Source material
--- --- ---

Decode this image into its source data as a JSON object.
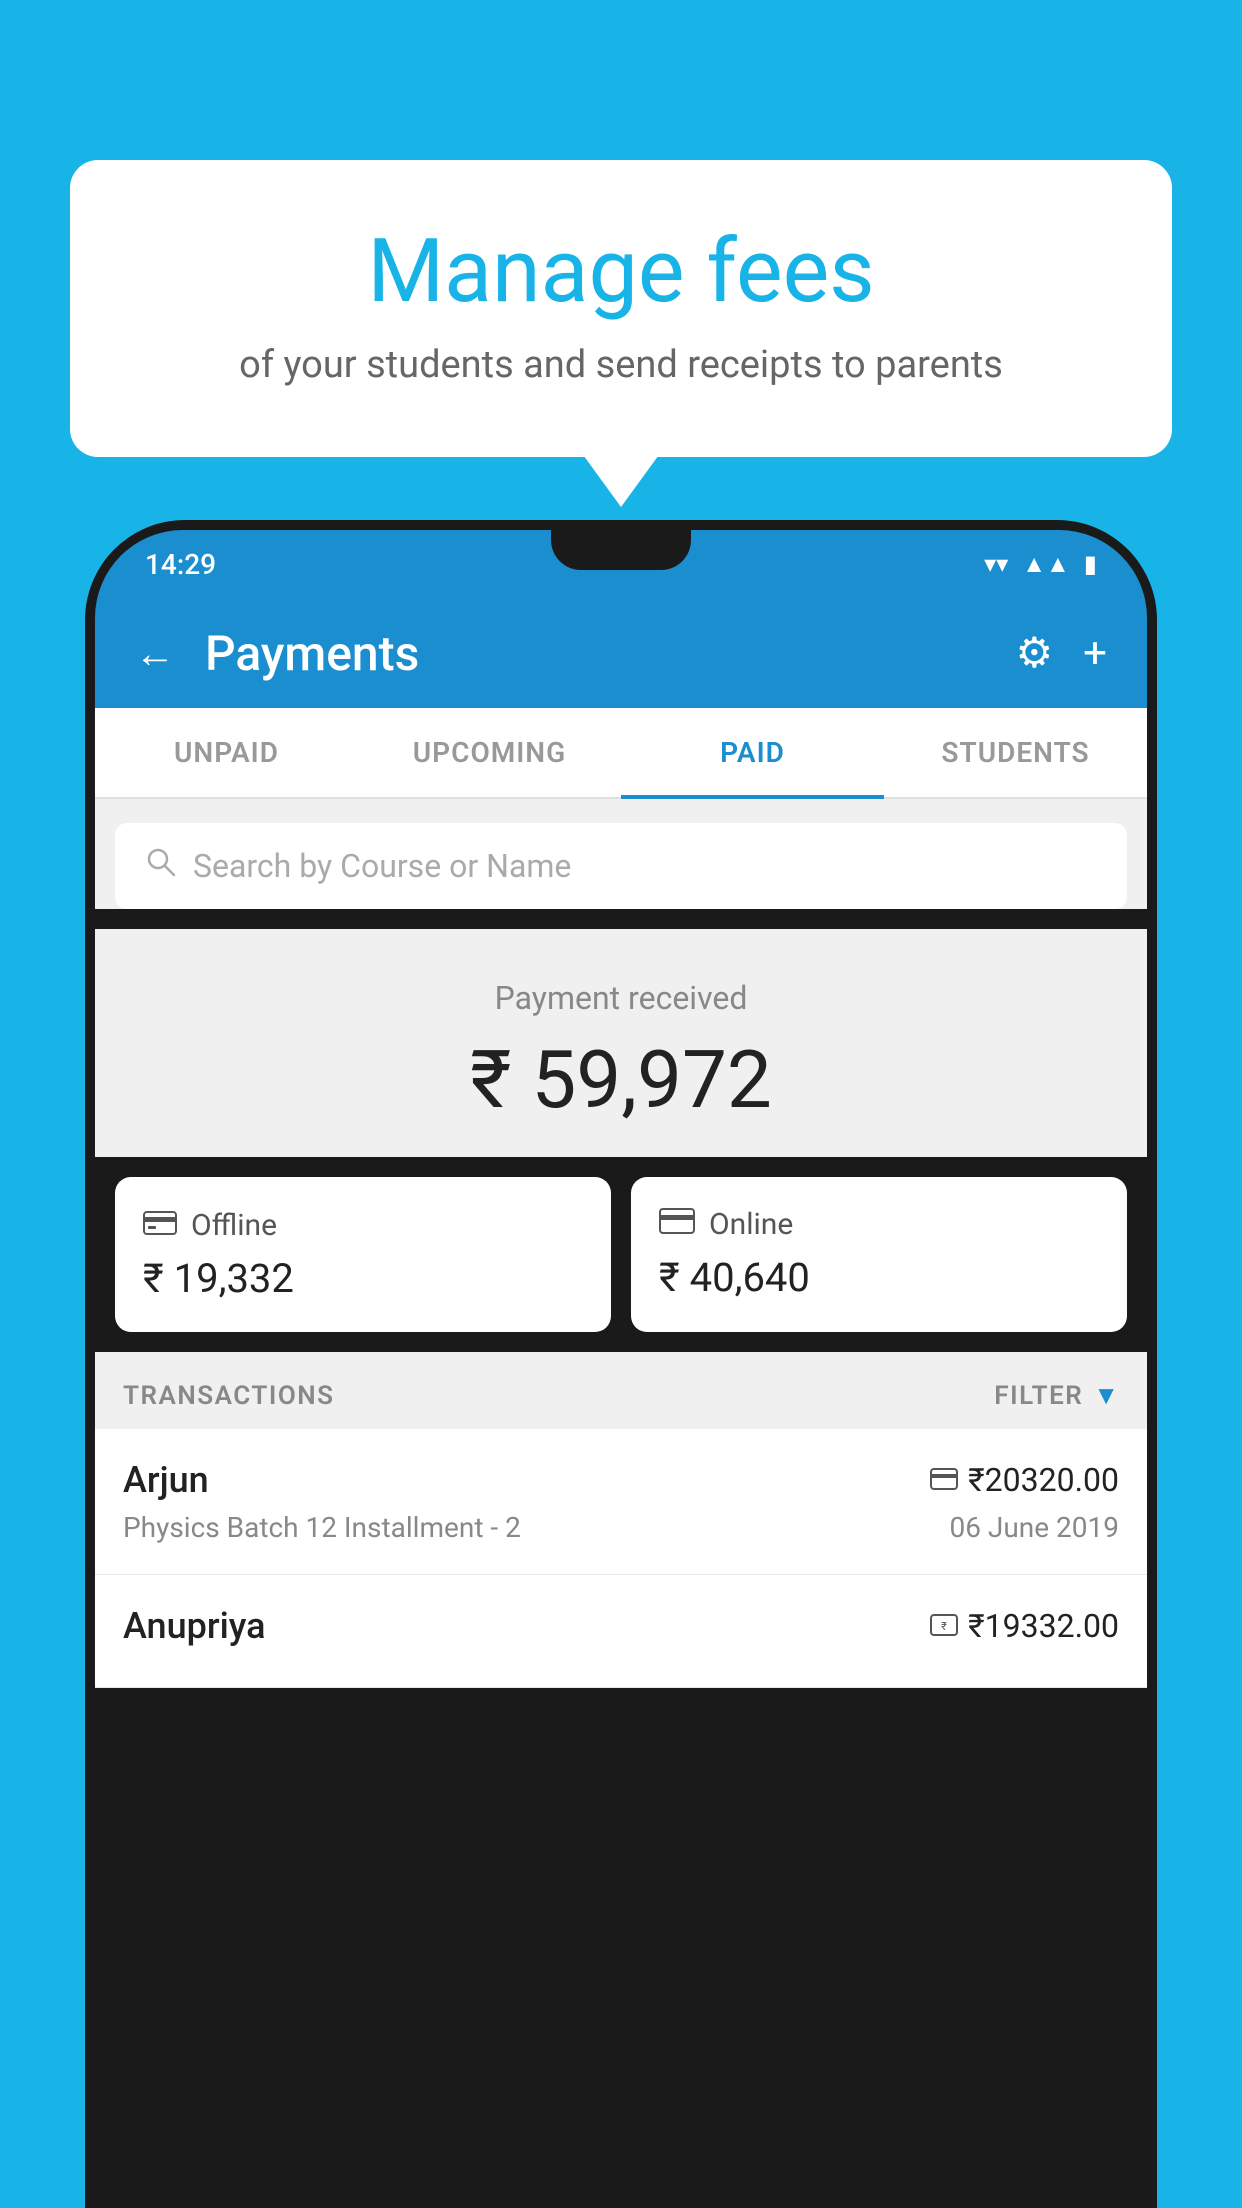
{
  "background_color": "#18b4e8",
  "speech_bubble": {
    "title": "Manage fees",
    "subtitle": "of your students and send receipts to parents"
  },
  "status_bar": {
    "time": "14:29",
    "wifi": "▼",
    "signal": "▲",
    "battery": "▮"
  },
  "app_bar": {
    "title": "Payments",
    "back_label": "←",
    "gear_label": "⚙",
    "plus_label": "+"
  },
  "tabs": [
    {
      "label": "UNPAID",
      "active": false
    },
    {
      "label": "UPCOMING",
      "active": false
    },
    {
      "label": "PAID",
      "active": true
    },
    {
      "label": "STUDENTS",
      "active": false
    }
  ],
  "search": {
    "placeholder": "Search by Course or Name"
  },
  "payment_received": {
    "label": "Payment received",
    "amount": "₹ 59,972"
  },
  "payment_cards": [
    {
      "icon": "offline",
      "label": "Offline",
      "amount": "₹ 19,332"
    },
    {
      "icon": "online",
      "label": "Online",
      "amount": "₹ 40,640"
    }
  ],
  "transactions_section": {
    "label": "TRANSACTIONS",
    "filter_label": "FILTER"
  },
  "transactions": [
    {
      "name": "Arjun",
      "type_icon": "card",
      "amount": "₹20320.00",
      "detail": "Physics Batch 12 Installment - 2",
      "date": "06 June 2019"
    },
    {
      "name": "Anupriya",
      "type_icon": "cash",
      "amount": "₹19332.00",
      "detail": "",
      "date": ""
    }
  ]
}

--- --- ---

Exercise aim
Show the lines of the material that contain the word "amount".

Answer for this exercise
    "amount": "₹ 59,972"
      "amount": "₹ 19,332"
      "amount": "₹ 40,640"
      "amount": "₹20320.00",
      "amount": "₹19332.00",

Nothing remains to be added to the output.